INSTRUCTIONS TO FOLLOW:
Pictures do not belong in the copy. Return all of the entries exactly.

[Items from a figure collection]

++++++

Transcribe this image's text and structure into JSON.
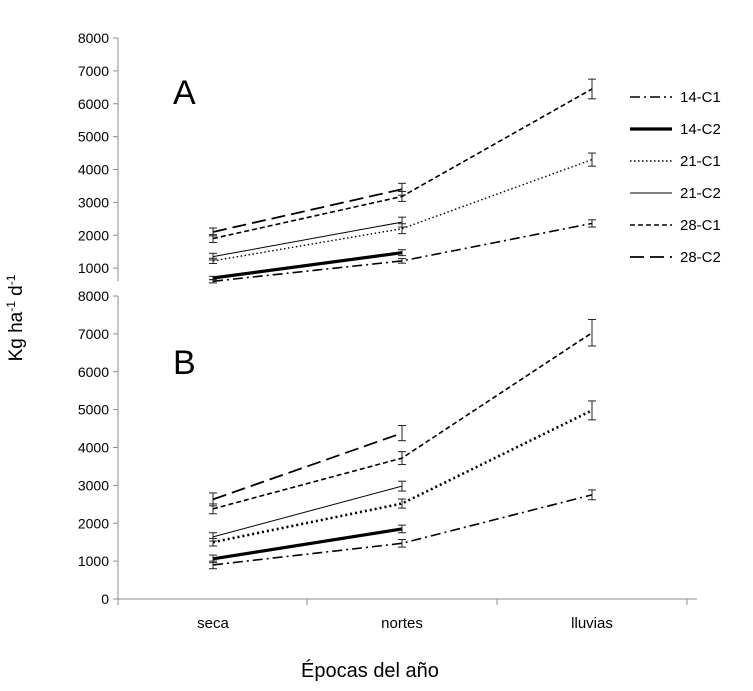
{
  "figure": {
    "x_title": "Épocas del año",
    "y_title_main": "Kg ha",
    "y_title_sup1": "-1",
    "y_title_mid": " d",
    "y_title_sup2": "-1"
  },
  "chart_data": [
    {
      "type": "line",
      "panel_label": "A",
      "categories": [
        "seca",
        "nortes",
        "lluvias"
      ],
      "ylim": [
        0,
        8000
      ],
      "y_ticks": [
        "1000",
        "2000",
        "3000",
        "4000",
        "5000",
        "6000",
        "7000",
        "8000"
      ],
      "grid": false,
      "legend_position": "right",
      "series": [
        {
          "name": "14-C1",
          "style": "dash-dot",
          "values": [
            600,
            1220,
            2360
          ],
          "errors": [
            50,
            70,
            110
          ]
        },
        {
          "name": "14-C2",
          "style": "thick-solid",
          "values": [
            700,
            1470,
            null
          ],
          "errors": [
            50,
            90,
            null
          ]
        },
        {
          "name": "21-C1",
          "style": "dotted",
          "values": [
            1220,
            2200,
            4300
          ],
          "errors": [
            80,
            150,
            200
          ]
        },
        {
          "name": "21-C2",
          "style": "thin-solid",
          "values": [
            1350,
            2400,
            null
          ],
          "errors": [
            100,
            150,
            null
          ]
        },
        {
          "name": "28-C1",
          "style": "short-dash",
          "values": [
            1900,
            3180,
            6450
          ],
          "errors": [
            120,
            150,
            300
          ]
        },
        {
          "name": "28-C2",
          "style": "long-dash",
          "values": [
            2100,
            3400,
            null
          ],
          "errors": [
            120,
            180,
            null
          ]
        }
      ]
    },
    {
      "type": "line",
      "panel_label": "B",
      "categories": [
        "seca",
        "nortes",
        "lluvias"
      ],
      "ylim": [
        0,
        8000
      ],
      "y_ticks": [
        "0",
        "1000",
        "2000",
        "3000",
        "4000",
        "5000",
        "6000",
        "7000",
        "8000"
      ],
      "grid": false,
      "series": [
        {
          "name": "14-C1",
          "style": "dash-dot",
          "values": [
            900,
            1470,
            2750
          ],
          "errors": [
            100,
            100,
            130
          ]
        },
        {
          "name": "14-C2",
          "style": "thick-solid",
          "values": [
            1060,
            1850,
            null
          ],
          "errors": [
            100,
            100,
            null
          ]
        },
        {
          "name": "21-C1",
          "style": "dotted-bold",
          "values": [
            1500,
            2520,
            4980
          ],
          "errors": [
            100,
            120,
            250
          ]
        },
        {
          "name": "21-C2",
          "style": "thin-solid",
          "values": [
            1640,
            2980,
            null
          ],
          "errors": [
            110,
            130,
            null
          ]
        },
        {
          "name": "28-C1",
          "style": "short-dash",
          "values": [
            2380,
            3720,
            7030
          ],
          "errors": [
            130,
            170,
            350
          ]
        },
        {
          "name": "28-C2",
          "style": "long-dash",
          "values": [
            2630,
            4380,
            null
          ],
          "errors": [
            170,
            200,
            null
          ]
        }
      ]
    }
  ]
}
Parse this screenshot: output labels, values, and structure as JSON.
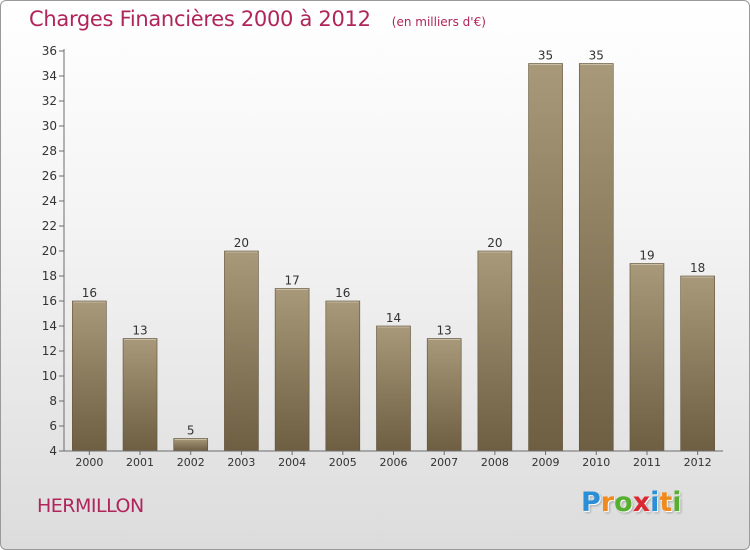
{
  "header": {
    "title": "Charges Financières 2000 à 2012",
    "subtitle": "(en milliers d'€)"
  },
  "footer": {
    "commune": "HERMILLON",
    "logo_letters": [
      "P",
      "r",
      "o",
      "x",
      "i",
      "t",
      "i"
    ],
    "logo_colors": [
      "#2a8fd6",
      "#f08a1c",
      "#56b030",
      "#d9282f",
      "#2a8fd6",
      "#f08a1c",
      "#56b030"
    ]
  },
  "chart_data": {
    "type": "bar",
    "categories": [
      "2000",
      "2001",
      "2002",
      "2003",
      "2004",
      "2005",
      "2006",
      "2007",
      "2008",
      "2009",
      "2010",
      "2011",
      "2012"
    ],
    "values": [
      16,
      13,
      5,
      20,
      17,
      16,
      14,
      13,
      20,
      35,
      35,
      19,
      18
    ],
    "value_labels": [
      "16",
      "13",
      "5",
      "20",
      "17",
      "16",
      "14",
      "13",
      "20",
      "35",
      "35",
      "19",
      "18"
    ],
    "yticks": [
      "4",
      "6",
      "8",
      "10",
      "12",
      "14",
      "16",
      "18",
      "20",
      "22",
      "24",
      "26",
      "28",
      "30",
      "32",
      "34",
      "36"
    ],
    "ylim": [
      4,
      36
    ],
    "grid": false,
    "bar_color_top": "#a8997a",
    "bar_color_bottom": "#6e5e42"
  }
}
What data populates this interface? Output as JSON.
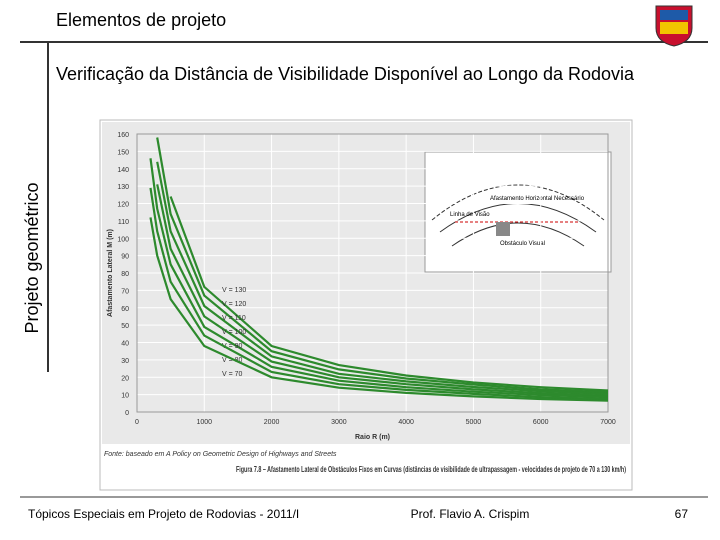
{
  "header": {
    "title": "Elementos de projeto",
    "side_label": "Projeto geométrico"
  },
  "body": {
    "heading": "Verificação da Distância de Visibilidade Disponível ao Longo da Rodovia"
  },
  "chart_data": {
    "type": "line",
    "x_label": "Raio R (m)",
    "y_label": "Afastamento Lateral M (m)",
    "x": [
      200,
      300,
      500,
      1000,
      2000,
      3000,
      4000,
      5000,
      6000,
      7000
    ],
    "series": [
      {
        "name": "V = 130",
        "color": "#2d8a2d",
        "values": [
          null,
          null,
          124,
          72,
          38,
          27,
          21,
          17,
          14.3,
          12.4
        ]
      },
      {
        "name": "V = 120",
        "color": "#2d8a2d",
        "values": [
          null,
          158,
          114,
          67,
          35,
          24.5,
          19.3,
          15.8,
          13,
          11.4
        ]
      },
      {
        "name": "V = 110",
        "color": "#2d8a2d",
        "values": [
          null,
          144,
          104,
          61,
          32,
          22,
          17.6,
          14.4,
          12,
          10.4
        ]
      },
      {
        "name": "V = 100",
        "color": "#2d8a2d",
        "values": [
          null,
          131,
          94,
          55,
          29,
          20,
          16,
          13,
          10.9,
          9.4
        ]
      },
      {
        "name": "V = 90",
        "color": "#2d8a2d",
        "values": [
          146,
          117,
          85,
          49,
          26,
          18,
          14.3,
          11.7,
          9.8,
          8.5
        ]
      },
      {
        "name": "V = 80",
        "color": "#2d8a2d",
        "values": [
          129,
          104,
          75,
          44,
          23,
          16,
          12.7,
          10.4,
          8.6,
          7.5
        ]
      },
      {
        "name": "V = 70",
        "color": "#2d8a2d",
        "values": [
          112,
          90,
          65,
          38,
          20,
          14,
          11,
          9,
          7.5,
          6.5
        ]
      }
    ],
    "xlim": [
      0,
      7000
    ],
    "xticks": [
      0,
      1000,
      2000,
      3000,
      4000,
      5000,
      6000,
      7000
    ],
    "ylim": [
      0,
      160
    ],
    "yticks": [
      0,
      10,
      20,
      30,
      40,
      50,
      60,
      70,
      80,
      90,
      100,
      110,
      120,
      130,
      140,
      150,
      160
    ],
    "grid": true,
    "source": "Fonte: baseado em A Policy on Geometric Design of Highways and Streets",
    "caption": "Figura 7.8 – Afastamento Lateral de Obstáculos Fixos em Curvas (distâncias de visibilidade de ultrapassagem - velocidades de projeto de 70 a 130 km/h)"
  },
  "inset": {
    "labels": [
      "Afastamento Horizontal Necessário",
      "Linha de Visão",
      "Obstáculo Visual"
    ]
  },
  "footer": {
    "course": "Tópicos Especiais em Projeto de Rodovias - 2011/I",
    "author": "Prof. Flavio  A. Crispim",
    "page": "67"
  }
}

++++++

FINISHED EXERCISE:
Transcribe this image's text and structure into JSON.
{
  "figure": {
    "x_title": "Épocas del año",
    "y_title_main": "Kg ha",
    "y_title_sup1": "-1",
    "y_title_mid": " d",
    "y_title_sup2": "-1"
  },
  "chart_data": [
    {
      "type": "line",
      "panel_label": "A",
      "categories": [
        "seca",
        "nortes",
        "lluvias"
      ],
      "ylim": [
        0,
        8000
      ],
      "y_ticks": [
        "1000",
        "2000",
        "3000",
        "4000",
        "5000",
        "6000",
        "7000",
        "8000"
      ],
      "grid": false,
      "legend_position": "right",
      "series": [
        {
          "name": "14-C1",
          "style": "dash-dot",
          "values": [
            600,
            1220,
            2360
          ],
          "errors": [
            50,
            70,
            110
          ]
        },
        {
          "name": "14-C2",
          "style": "thick-solid",
          "values": [
            700,
            1470,
            null
          ],
          "errors": [
            50,
            90,
            null
          ]
        },
        {
          "name": "21-C1",
          "style": "dotted",
          "values": [
            1220,
            2200,
            4300
          ],
          "errors": [
            80,
            150,
            200
          ]
        },
        {
          "name": "21-C2",
          "style": "thin-solid",
          "values": [
            1350,
            2400,
            null
          ],
          "errors": [
            100,
            150,
            null
          ]
        },
        {
          "name": "28-C1",
          "style": "short-dash",
          "values": [
            1900,
            3180,
            6450
          ],
          "errors": [
            120,
            150,
            300
          ]
        },
        {
          "name": "28-C2",
          "style": "long-dash",
          "values": [
            2100,
            3400,
            null
          ],
          "errors": [
            120,
            180,
            null
          ]
        }
      ]
    },
    {
      "type": "line",
      "panel_label": "B",
      "categories": [
        "seca",
        "nortes",
        "lluvias"
      ],
      "ylim": [
        0,
        8000
      ],
      "y_ticks": [
        "0",
        "1000",
        "2000",
        "3000",
        "4000",
        "5000",
        "6000",
        "7000",
        "8000"
      ],
      "grid": false,
      "series": [
        {
          "name": "14-C1",
          "style": "dash-dot",
          "values": [
            900,
            1470,
            2750
          ],
          "errors": [
            100,
            100,
            130
          ]
        },
        {
          "name": "14-C2",
          "style": "thick-solid",
          "values": [
            1060,
            1850,
            null
          ],
          "errors": [
            100,
            100,
            null
          ]
        },
        {
          "name": "21-C1",
          "style": "dotted-bold",
          "values": [
            1500,
            2520,
            4980
          ],
          "errors": [
            100,
            120,
            250
          ]
        },
        {
          "name": "21-C2",
          "style": "thin-solid",
          "values": [
            1640,
            2980,
            null
          ],
          "errors": [
            110,
            130,
            null
          ]
        },
        {
          "name": "28-C1",
          "style": "short-dash",
          "values": [
            2380,
            3720,
            7030
          ],
          "errors": [
            130,
            170,
            350
          ]
        },
        {
          "name": "28-C2",
          "style": "long-dash",
          "values": [
            2630,
            4380,
            null
          ],
          "errors": [
            170,
            200,
            null
          ]
        }
      ]
    }
  ]
}
Parse this screenshot: output labels, values, and structure as JSON.
{
  "header": {
    "title": "Charges Financières 2000 à 2012",
    "subtitle": "(en milliers d'€)"
  },
  "footer": {
    "commune": "HERMILLON",
    "logo_letters": [
      "P",
      "r",
      "o",
      "x",
      "i",
      "t",
      "i"
    ],
    "logo_colors": [
      "#2a8fd6",
      "#f08a1c",
      "#56b030",
      "#d9282f",
      "#2a8fd6",
      "#f08a1c",
      "#56b030"
    ]
  },
  "chart_data": {
    "type": "bar",
    "categories": [
      "2000",
      "2001",
      "2002",
      "2003",
      "2004",
      "2005",
      "2006",
      "2007",
      "2008",
      "2009",
      "2010",
      "2011",
      "2012"
    ],
    "values": [
      16,
      13,
      5,
      20,
      17,
      16,
      14,
      13,
      20,
      35,
      35,
      19,
      18
    ],
    "value_labels": [
      "16",
      "13",
      "5",
      "20",
      "17",
      "16",
      "14",
      "13",
      "20",
      "35",
      "35",
      "19",
      "18"
    ],
    "yticks": [
      "4",
      "6",
      "8",
      "10",
      "12",
      "14",
      "16",
      "18",
      "20",
      "22",
      "24",
      "26",
      "28",
      "30",
      "32",
      "34",
      "36"
    ],
    "ylim": [
      4,
      36
    ],
    "grid": false,
    "bar_color_top": "#a8997a",
    "bar_color_bottom": "#6e5e42"
  }
}
What data populates this interface? Output as JSON.
{
  "header": {
    "title": "Elementos de projeto",
    "side_label": "Projeto geométrico"
  },
  "body": {
    "heading": "Verificação da Distância de Visibilidade Disponível ao Longo da Rodovia"
  },
  "chart_data": {
    "type": "line",
    "x_label": "Raio R (m)",
    "y_label": "Afastamento Lateral M (m)",
    "x": [
      200,
      300,
      500,
      1000,
      2000,
      3000,
      4000,
      5000,
      6000,
      7000
    ],
    "series": [
      {
        "name": "V = 130",
        "color": "#2d8a2d",
        "values": [
          null,
          null,
          124,
          72,
          38,
          27,
          21,
          17,
          14.3,
          12.4
        ]
      },
      {
        "name": "V = 120",
        "color": "#2d8a2d",
        "values": [
          null,
          158,
          114,
          67,
          35,
          24.5,
          19.3,
          15.8,
          13,
          11.4
        ]
      },
      {
        "name": "V = 110",
        "color": "#2d8a2d",
        "values": [
          null,
          144,
          104,
          61,
          32,
          22,
          17.6,
          14.4,
          12,
          10.4
        ]
      },
      {
        "name": "V = 100",
        "color": "#2d8a2d",
        "values": [
          null,
          131,
          94,
          55,
          29,
          20,
          16,
          13,
          10.9,
          9.4
        ]
      },
      {
        "name": "V = 90",
        "color": "#2d8a2d",
        "values": [
          146,
          117,
          85,
          49,
          26,
          18,
          14.3,
          11.7,
          9.8,
          8.5
        ]
      },
      {
        "name": "V = 80",
        "color": "#2d8a2d",
        "values": [
          129,
          104,
          75,
          44,
          23,
          16,
          12.7,
          10.4,
          8.6,
          7.5
        ]
      },
      {
        "name": "V = 70",
        "color": "#2d8a2d",
        "values": [
          112,
          90,
          65,
          38,
          20,
          14,
          11,
          9,
          7.5,
          6.5
        ]
      }
    ],
    "xlim": [
      0,
      7000
    ],
    "xticks": [
      0,
      1000,
      2000,
      3000,
      4000,
      5000,
      6000,
      7000
    ],
    "ylim": [
      0,
      160
    ],
    "yticks": [
      0,
      10,
      20,
      30,
      40,
      50,
      60,
      70,
      80,
      90,
      100,
      110,
      120,
      130,
      140,
      150,
      160
    ],
    "grid": true,
    "source": "Fonte: baseado em A Policy on Geometric Design of Highways and Streets",
    "caption": "Figura 7.8 – Afastamento Lateral de Obstáculos Fixos em Curvas (distâncias de visibilidade de ultrapassagem - velocidades de projeto de 70 a 130 km/h)"
  },
  "inset": {
    "labels": [
      "Afastamento Horizontal Necessário",
      "Linha de Visão",
      "Obstáculo Visual"
    ]
  },
  "footer": {
    "course": "Tópicos Especiais em Projeto de Rodovias - 2011/I",
    "author": "Prof. Flavio  A. Crispim",
    "page": "67"
  }
}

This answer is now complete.